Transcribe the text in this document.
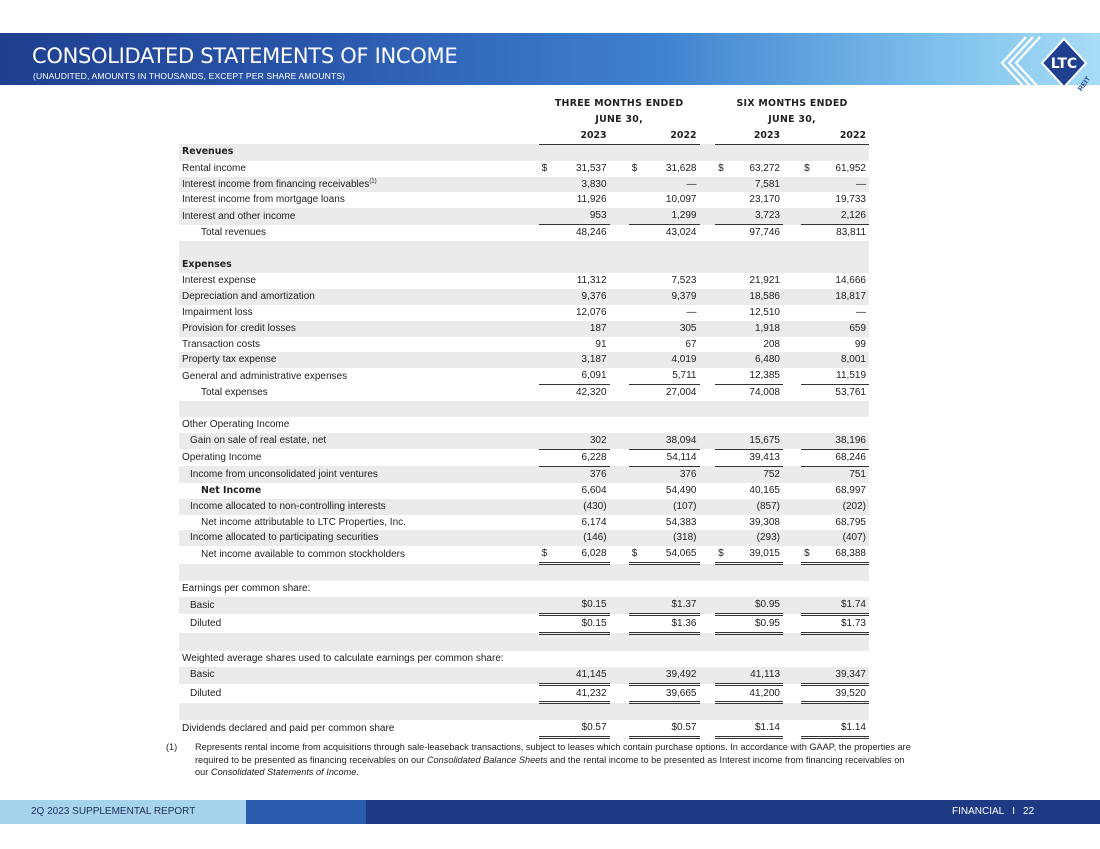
CONSOLIDATED STATEMENTS OF INCOME
(UNAUDITED, AMOUNTS IN THOUSANDS, EXCEPT PER SHARE AMOUNTS)
LTC
REIT
	THREE MONTHS ENDED				SIX MONTHS ENDED		
	JUNE 30,				JUNE 30,		
	2023		2022		2023		2022
Revenues							
Rental income	$ 31,537		$ 31,628		$ 63,272		$ 61,952
Interest income from financing receivables$^{(1)}$	3,830		—		7,581		—
Interest income from mortgage loans	11,926		10,097		23,170		19,733
Interest and other income	953		1,299		3,723		2,126
Total revenues	48,246		43,024		97,746		83,811

Expenses							
Interest expense	11,312		7,523		21,921		14,666
Depreciation and amortization	9,376		9,379		18,586		18,817
Impairment loss	12,076		—		12,510		—
Provision for credit losses	187		305		1,918		659
Transaction costs	91		67		208		99
Property tax expense	3,187		4,019		6,480		8,001
General and administrative expenses	6,091		5,711		12,385		11,519
Total expenses	42,320		27,004		74,008		53,761

Other Operating Income							
Gain on sale of real estate, net	302		38,094		15,675		38,196
Operating Income	6,228		54,114		39,413		68,246
Income from unconsolidated joint ventures	376		376		752		751
Net Income	6,604		54,490		40,165		68,997
Income allocated to non-controlling interests	(430)		(107)		(857)		(202)
Net income attributable to LTC Properties, Inc.	6,174		54,383		39,308		68,795
Income allocated to participating securities	(146)		(318)		(293)		(407)
Net income available to common stockholders	$ 6,028		$ 54,065		$ 39,015		$ 68,388

Earnings per common share:							
Basic	$0.15		$1.37		$0.95		$1.74
Diluted	$0.15		$1.36		$0.95		$1.73

Weighted average shares used to calculate earnings per common share:							
Basic	41,145		39,492		41,113		39,347
Diluted	41,232		39,665		41,200		39,520

Dividends declared and paid per common share	$0.57		$0.57		$1.14		$1.14
(1) Represents rental income from acquisitions through sale-leaseback transactions, subject to leases which contain purchase options. In accordance with GAAP, the properties are required to be presented as financing receivables on our Consolidated Balance Sheets and the rental income to be presented as Interest income from financing receivables on our Consolidated Statements of Income.
2Q 2023 SUPPLEMENTAL REPORT	FINANCIAL I 22
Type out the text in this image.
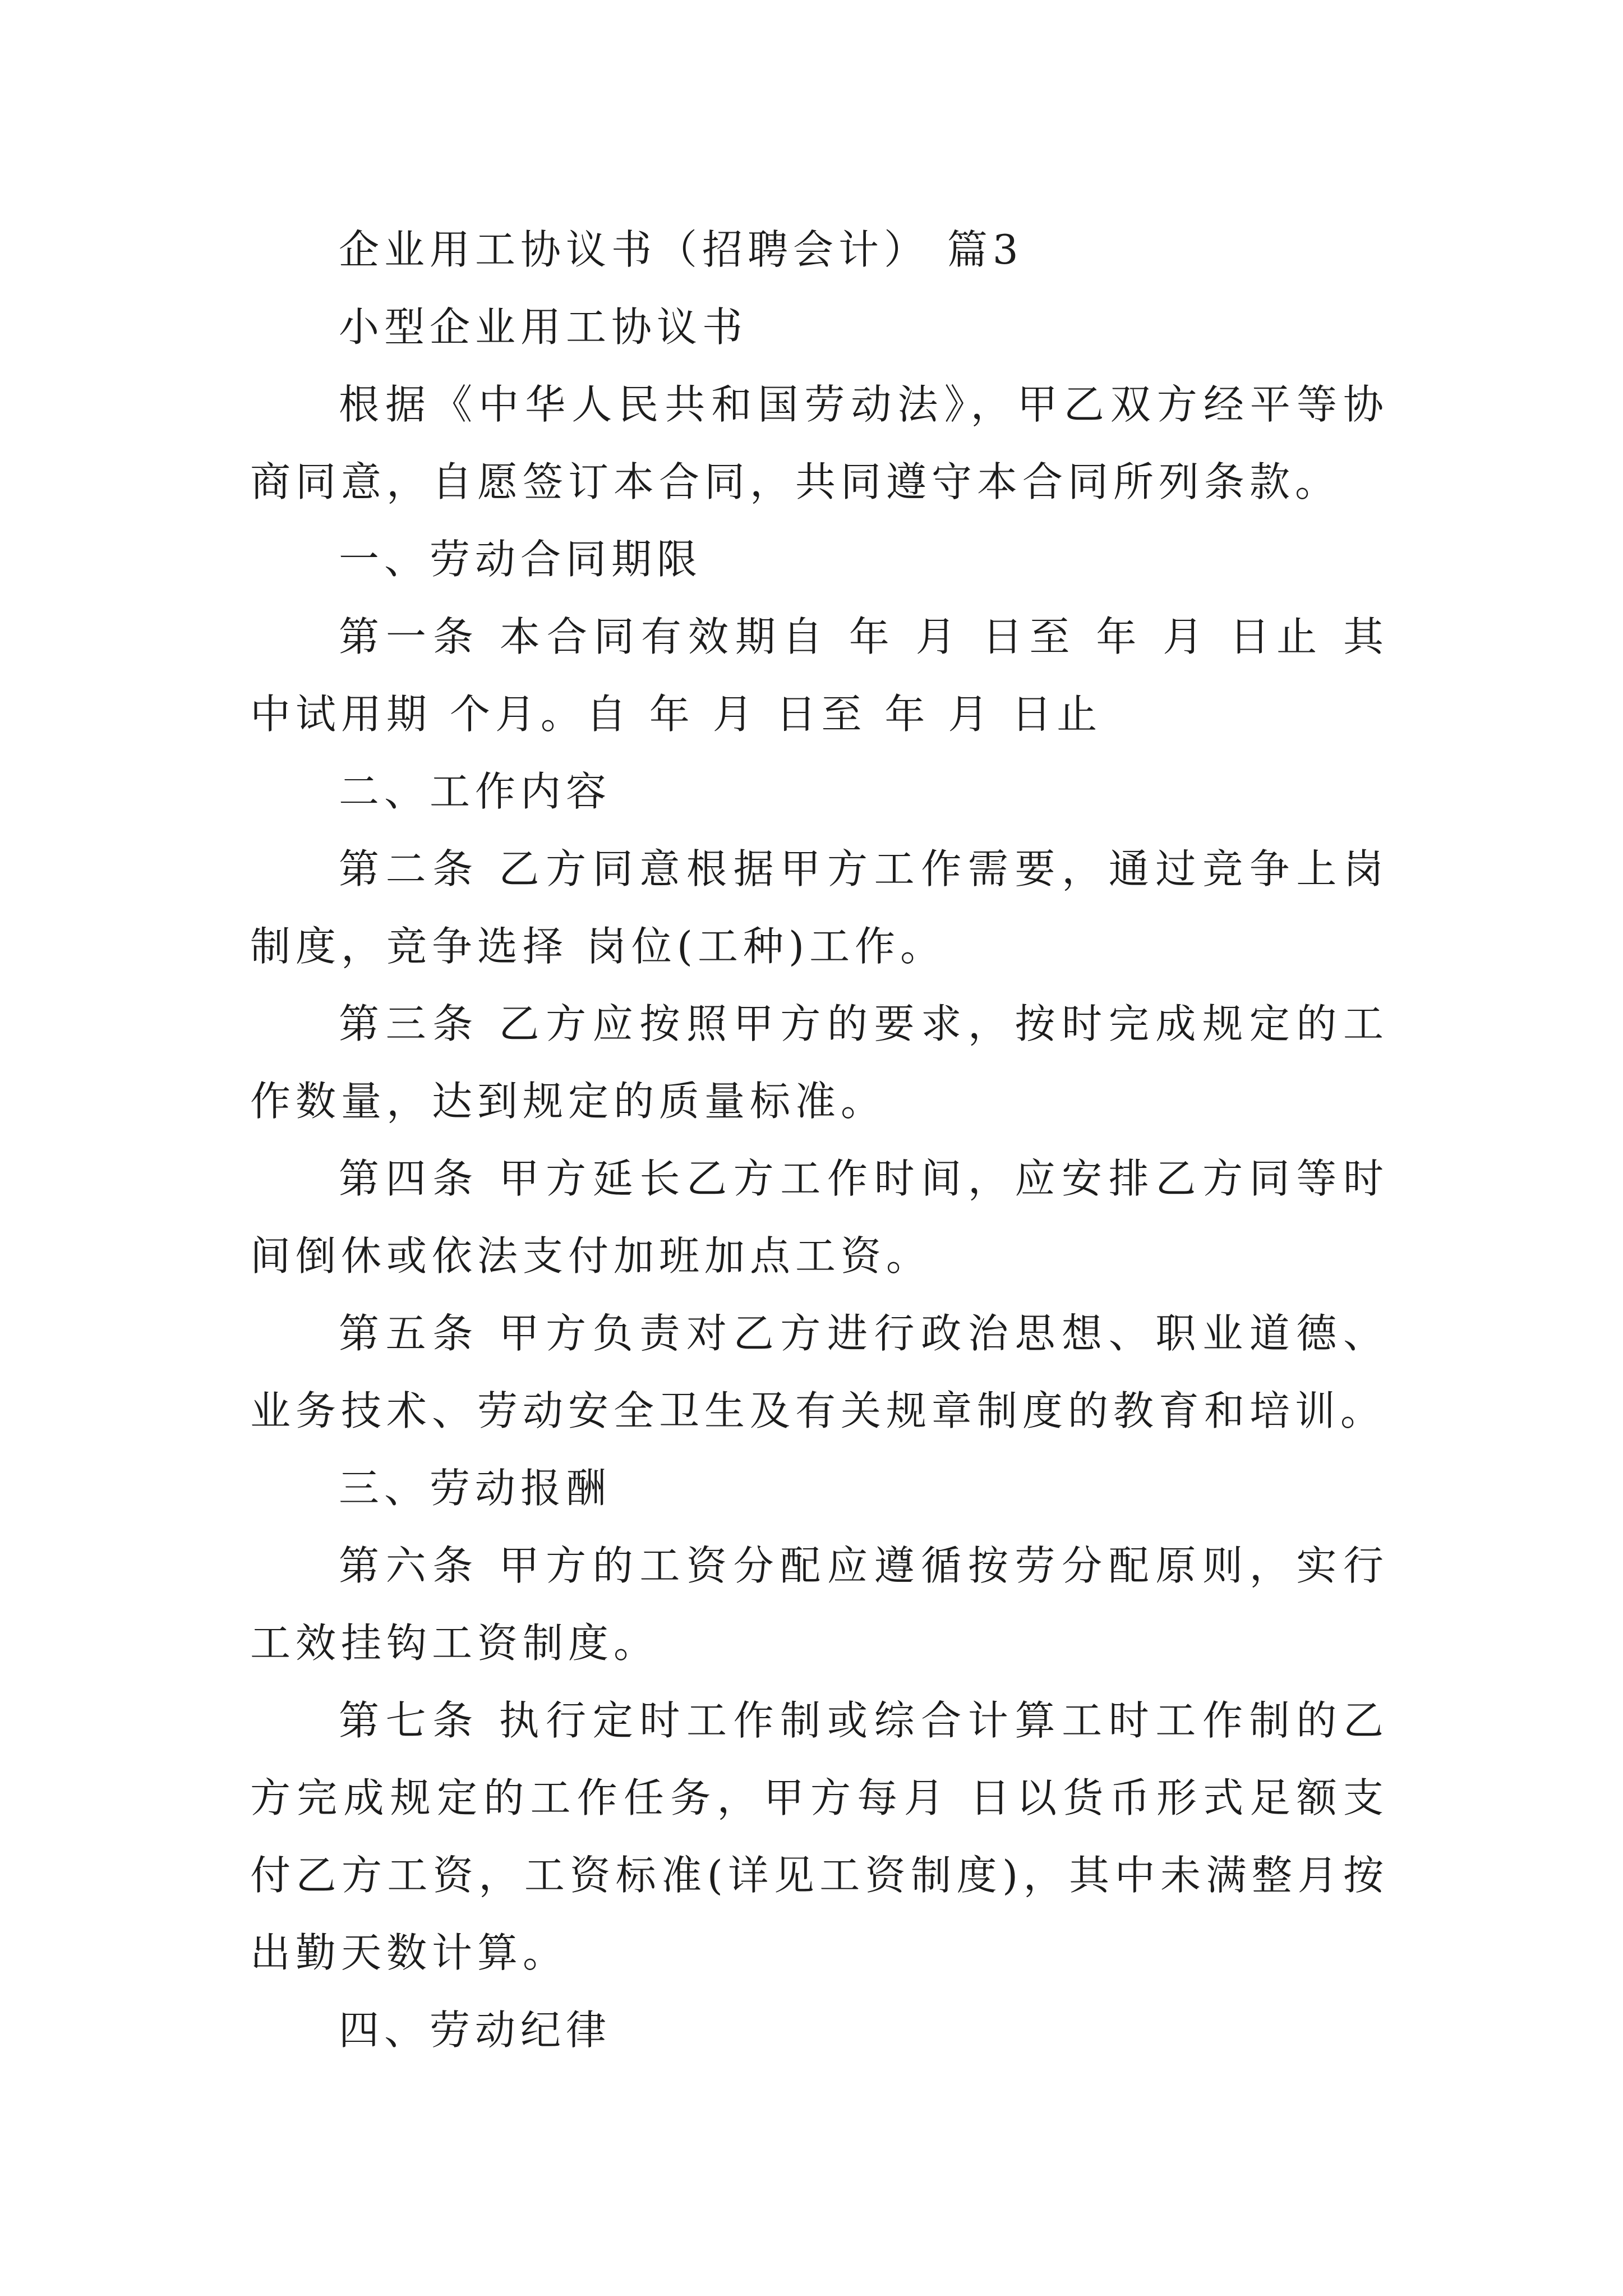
企业用工协议书（招聘会计） 篇3

小型企业用工协议书

根据《中华人民共和国劳动法》，甲乙双方经平等协商同意，自愿签订本合同，共同遵守本合同所列条款。

一、劳动合同期限

第一条 本合同有效期自 年 月 日至 年 月 日止 其中试用期 个月。自 年 月 日至 年 月 日止

二、工作内容

第二条 乙方同意根据甲方工作需要，通过竞争上岗制度，竞争选择 岗位(工种)工作。

第三条 乙方应按照甲方的要求，按时完成规定的工作数量，达到规定的质量标准。

第四条 甲方延长乙方工作时间，应安排乙方同等时间倒休或依法支付加班加点工资。

第五条 甲方负责对乙方进行政治思想、职业道德、业务技术、劳动安全卫生及有关规章制度的教育和培训。

三、劳动报酬

第六条 甲方的工资分配应遵循按劳分配原则，实行工效挂钩工资制度。

第七条 执行定时工作制或综合计算工时工作制的乙方完成规定的工作任务，甲方每月 日以货币形式足额支付乙方工资，工资标准(详见工资制度)，其中未满整月按出勤天数计算。

四、劳动纪律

=-=-=-=-=

What you will do: Make a word-for-word copy of the entries, without any pictures.

Solved exercise:
Transcribe the text in this document.
CONSOLIDATED STATEMENTS OF INCOME
(UNAUDITED, AMOUNTS IN THOUSANDS, EXCEPT PER SHARE AMOUNTS)
LTC
REIT
	THREE MONTHS ENDED				SIX MONTHS ENDED		
	JUNE 30,				JUNE 30,		
	2023		2022		2023		2022
Revenues							
Rental income	$ 31,537		$ 31,628		$ 63,272		$ 61,952
Interest income from financing receivables$^{(1)}$	3,830		—		7,581		—
Interest income from mortgage loans	11,926		10,097		23,170		19,733
Interest and other income	953		1,299		3,723		2,126
Total revenues	48,246		43,024		97,746		83,811

Expenses							
Interest expense	11,312		7,523		21,921		14,666
Depreciation and amortization	9,376		9,379		18,586		18,817
Impairment loss	12,076		—		12,510		—
Provision for credit losses	187		305		1,918		659
Transaction costs	91		67		208		99
Property tax expense	3,187		4,019		6,480		8,001
General and administrative expenses	6,091		5,711		12,385		11,519
Total expenses	42,320		27,004		74,008		53,761

Other Operating Income							
Gain on sale of real estate, net	302		38,094		15,675		38,196
Operating Income	6,228		54,114		39,413		68,246
Income from unconsolidated joint ventures	376		376		752		751
Net Income	6,604		54,490		40,165		68,997
Income allocated to non-controlling interests	(430)		(107)		(857)		(202)
Net income attributable to LTC Properties, Inc.	6,174		54,383		39,308		68,795
Income allocated to participating securities	(146)		(318)		(293)		(407)
Net income available to common stockholders	$ 6,028		$ 54,065		$ 39,015		$ 68,388

Earnings per common share:							
Basic	$0.15		$1.37		$0.95		$1.74
Diluted	$0.15		$1.36		$0.95		$1.73

Weighted average shares used to calculate earnings per common share:							
Basic	41,145		39,492		41,113		39,347
Diluted	41,232		39,665		41,200		39,520

Dividends declared and paid per common share	$0.57		$0.57		$1.14		$1.14
(1) Represents rental income from acquisitions through sale-leaseback transactions, subject to leases which contain purchase options. In accordance with GAAP, the properties are required to be presented as financing receivables on our Consolidated Balance Sheets and the rental income to be presented as Interest income from financing receivables on our Consolidated Statements of Income.
2Q 2023 SUPPLEMENTAL REPORT	FINANCIAL I 22
Type out the text in this image.
企业用工协议书（招聘会计） 篇3

小型企业用工协议书

根据《中华人民共和国劳动法》，甲乙双方经平等协商同意，自愿签订本合同，共同遵守本合同所列条款。

一、劳动合同期限

第一条 本合同有效期自 年 月 日至 年 月 日止 其中试用期 个月。自 年 月 日至 年 月 日止

二、工作内容

第二条 乙方同意根据甲方工作需要，通过竞争上岗制度，竞争选择 岗位(工种)工作。

第三条 乙方应按照甲方的要求，按时完成规定的工作数量，达到规定的质量标准。

第四条 甲方延长乙方工作时间，应安排乙方同等时间倒休或依法支付加班加点工资。

第五条 甲方负责对乙方进行政治思想、职业道德、业务技术、劳动安全卫生及有关规章制度的教育和培训。

三、劳动报酬

第六条 甲方的工资分配应遵循按劳分配原则，实行工效挂钩工资制度。

第七条 执行定时工作制或综合计算工时工作制的乙方完成规定的工作任务，甲方每月 日以货币形式足额支付乙方工资，工资标准(详见工资制度)，其中未满整月按出勤天数计算。

四、劳动纪律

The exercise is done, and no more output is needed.